Records to use —
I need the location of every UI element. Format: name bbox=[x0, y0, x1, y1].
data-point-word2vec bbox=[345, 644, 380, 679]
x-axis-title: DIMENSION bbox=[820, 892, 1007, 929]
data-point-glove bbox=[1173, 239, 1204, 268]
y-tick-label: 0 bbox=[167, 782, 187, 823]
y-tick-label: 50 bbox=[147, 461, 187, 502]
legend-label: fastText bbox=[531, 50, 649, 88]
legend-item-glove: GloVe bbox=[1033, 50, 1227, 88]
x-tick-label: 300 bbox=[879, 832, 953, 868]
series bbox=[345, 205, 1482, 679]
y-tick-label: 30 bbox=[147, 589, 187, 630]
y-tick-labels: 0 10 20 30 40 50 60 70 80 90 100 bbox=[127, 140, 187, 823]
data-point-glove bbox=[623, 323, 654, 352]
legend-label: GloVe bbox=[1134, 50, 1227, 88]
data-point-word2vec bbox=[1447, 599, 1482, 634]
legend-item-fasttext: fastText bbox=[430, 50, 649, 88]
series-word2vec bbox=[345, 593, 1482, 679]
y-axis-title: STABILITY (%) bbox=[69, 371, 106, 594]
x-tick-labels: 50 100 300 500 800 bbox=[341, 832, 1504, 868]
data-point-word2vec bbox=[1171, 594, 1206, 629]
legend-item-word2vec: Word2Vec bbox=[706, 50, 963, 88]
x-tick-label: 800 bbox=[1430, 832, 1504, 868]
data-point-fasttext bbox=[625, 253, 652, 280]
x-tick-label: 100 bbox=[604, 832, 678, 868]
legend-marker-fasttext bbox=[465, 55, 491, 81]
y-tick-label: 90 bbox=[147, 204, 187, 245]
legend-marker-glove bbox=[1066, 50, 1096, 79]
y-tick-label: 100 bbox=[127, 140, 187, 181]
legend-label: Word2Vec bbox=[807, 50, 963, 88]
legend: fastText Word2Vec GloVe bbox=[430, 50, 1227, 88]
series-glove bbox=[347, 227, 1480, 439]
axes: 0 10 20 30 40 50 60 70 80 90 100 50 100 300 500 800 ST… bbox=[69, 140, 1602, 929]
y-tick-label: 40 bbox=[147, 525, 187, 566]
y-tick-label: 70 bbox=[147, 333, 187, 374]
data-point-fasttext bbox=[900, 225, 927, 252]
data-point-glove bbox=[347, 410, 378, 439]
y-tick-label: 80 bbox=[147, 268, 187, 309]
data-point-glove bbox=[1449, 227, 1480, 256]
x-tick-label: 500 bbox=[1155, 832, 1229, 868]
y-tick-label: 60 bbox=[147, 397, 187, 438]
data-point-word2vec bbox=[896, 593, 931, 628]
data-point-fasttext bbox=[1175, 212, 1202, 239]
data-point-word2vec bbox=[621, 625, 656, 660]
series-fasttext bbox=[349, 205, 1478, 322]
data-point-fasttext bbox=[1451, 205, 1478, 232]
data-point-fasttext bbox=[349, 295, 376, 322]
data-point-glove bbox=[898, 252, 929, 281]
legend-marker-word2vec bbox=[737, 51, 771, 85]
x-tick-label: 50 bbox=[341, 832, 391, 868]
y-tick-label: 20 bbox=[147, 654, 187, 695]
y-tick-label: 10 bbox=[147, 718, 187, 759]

Exercise objective —
Copy out the listing above line for line, with no changes.

Solution for this task —
I need the location of every UI element. Format: name bbox=[x0, y0, x1, y1].
data-point-word2vec bbox=[345, 644, 380, 679]
x-axis-title: DIMENSION bbox=[820, 892, 1007, 929]
data-point-glove bbox=[1173, 239, 1204, 268]
y-tick-label: 0 bbox=[167, 782, 187, 823]
y-tick-label: 50 bbox=[147, 461, 187, 502]
legend-label: fastText bbox=[531, 50, 649, 88]
legend-item-glove: GloVe bbox=[1033, 50, 1227, 88]
x-tick-label: 300 bbox=[879, 832, 953, 868]
series bbox=[345, 205, 1482, 679]
y-tick-label: 30 bbox=[147, 589, 187, 630]
y-tick-labels: 0 10 20 30 40 50 60 70 80 90 100 bbox=[127, 140, 187, 823]
data-point-glove bbox=[623, 323, 654, 352]
legend-label: GloVe bbox=[1134, 50, 1227, 88]
data-point-word2vec bbox=[1447, 599, 1482, 634]
legend-item-fasttext: fastText bbox=[430, 50, 649, 88]
series-word2vec bbox=[345, 593, 1482, 679]
y-axis-title: STABILITY (%) bbox=[69, 371, 106, 594]
x-tick-labels: 50 100 300 500 800 bbox=[341, 832, 1504, 868]
data-point-word2vec bbox=[1171, 594, 1206, 629]
legend-item-word2vec: Word2Vec bbox=[706, 50, 963, 88]
x-tick-label: 800 bbox=[1430, 832, 1504, 868]
data-point-fasttext bbox=[625, 253, 652, 280]
x-tick-label: 100 bbox=[604, 832, 678, 868]
legend-marker-fasttext bbox=[465, 55, 491, 81]
y-tick-label: 90 bbox=[147, 204, 187, 245]
legend-marker-glove bbox=[1066, 50, 1096, 79]
y-tick-label: 100 bbox=[127, 140, 187, 181]
legend-label: Word2Vec bbox=[807, 50, 963, 88]
legend: fastText Word2Vec GloVe bbox=[430, 50, 1227, 88]
series-glove bbox=[347, 227, 1480, 439]
axes: 0 10 20 30 40 50 60 70 80 90 100 50 100 300 500 800 ST… bbox=[69, 140, 1602, 929]
y-tick-label: 40 bbox=[147, 525, 187, 566]
y-tick-label: 70 bbox=[147, 333, 187, 374]
data-point-fasttext bbox=[900, 225, 927, 252]
data-point-glove bbox=[347, 410, 378, 439]
y-tick-label: 80 bbox=[147, 268, 187, 309]
data-point-glove bbox=[1449, 227, 1480, 256]
x-tick-label: 500 bbox=[1155, 832, 1229, 868]
y-tick-label: 60 bbox=[147, 397, 187, 438]
data-point-word2vec bbox=[896, 593, 931, 628]
data-point-fasttext bbox=[1175, 212, 1202, 239]
data-point-word2vec bbox=[621, 625, 656, 660]
series-fasttext bbox=[349, 205, 1478, 322]
data-point-fasttext bbox=[1451, 205, 1478, 232]
data-point-fasttext bbox=[349, 295, 376, 322]
data-point-glove bbox=[898, 252, 929, 281]
legend-marker-word2vec bbox=[737, 51, 771, 85]
x-tick-label: 50 bbox=[341, 832, 391, 868]
y-tick-label: 20 bbox=[147, 654, 187, 695]
y-tick-label: 10 bbox=[147, 718, 187, 759]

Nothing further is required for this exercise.